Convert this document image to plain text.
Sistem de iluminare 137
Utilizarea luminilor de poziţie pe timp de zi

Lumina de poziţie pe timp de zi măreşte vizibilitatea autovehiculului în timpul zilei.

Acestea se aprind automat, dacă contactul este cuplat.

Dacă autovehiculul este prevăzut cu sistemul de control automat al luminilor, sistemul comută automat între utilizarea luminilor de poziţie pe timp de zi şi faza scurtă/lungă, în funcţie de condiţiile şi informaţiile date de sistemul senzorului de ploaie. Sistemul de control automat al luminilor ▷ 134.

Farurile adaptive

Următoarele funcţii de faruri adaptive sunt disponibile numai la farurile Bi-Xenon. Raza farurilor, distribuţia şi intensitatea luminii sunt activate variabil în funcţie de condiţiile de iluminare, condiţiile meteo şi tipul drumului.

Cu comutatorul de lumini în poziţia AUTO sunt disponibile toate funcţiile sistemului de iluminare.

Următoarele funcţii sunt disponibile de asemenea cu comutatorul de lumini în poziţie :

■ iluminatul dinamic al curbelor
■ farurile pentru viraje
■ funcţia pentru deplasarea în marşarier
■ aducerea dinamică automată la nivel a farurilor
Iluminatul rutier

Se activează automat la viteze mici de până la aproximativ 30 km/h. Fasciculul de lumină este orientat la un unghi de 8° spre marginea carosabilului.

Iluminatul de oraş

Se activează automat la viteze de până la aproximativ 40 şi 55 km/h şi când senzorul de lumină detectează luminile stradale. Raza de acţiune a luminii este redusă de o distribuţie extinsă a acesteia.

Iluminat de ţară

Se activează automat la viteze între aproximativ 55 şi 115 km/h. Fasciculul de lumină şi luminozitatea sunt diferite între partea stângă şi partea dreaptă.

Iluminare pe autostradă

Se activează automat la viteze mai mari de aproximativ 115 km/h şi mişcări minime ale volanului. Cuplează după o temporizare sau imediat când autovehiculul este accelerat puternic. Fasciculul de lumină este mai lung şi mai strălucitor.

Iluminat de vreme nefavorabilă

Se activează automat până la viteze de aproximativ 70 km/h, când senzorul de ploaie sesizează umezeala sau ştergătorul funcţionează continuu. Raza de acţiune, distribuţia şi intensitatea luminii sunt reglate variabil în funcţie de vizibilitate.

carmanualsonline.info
◇ ◇ ◇ ◇
**WHAT THE TASK REQUIRES**.
Find all the lines containing "adaptive" in the material, then copy them.

**CORRECT ANSWER**.
Farurile adaptive
Următoarele funcţii de faruri adaptive sunt disponibile numai la farurile Bi-Xenon. Raza farurilor, distribuţia şi intensitatea luminii sunt activate variabil în funcţie de condiţiile de iluminare, condiţiile meteo şi tipul drumului.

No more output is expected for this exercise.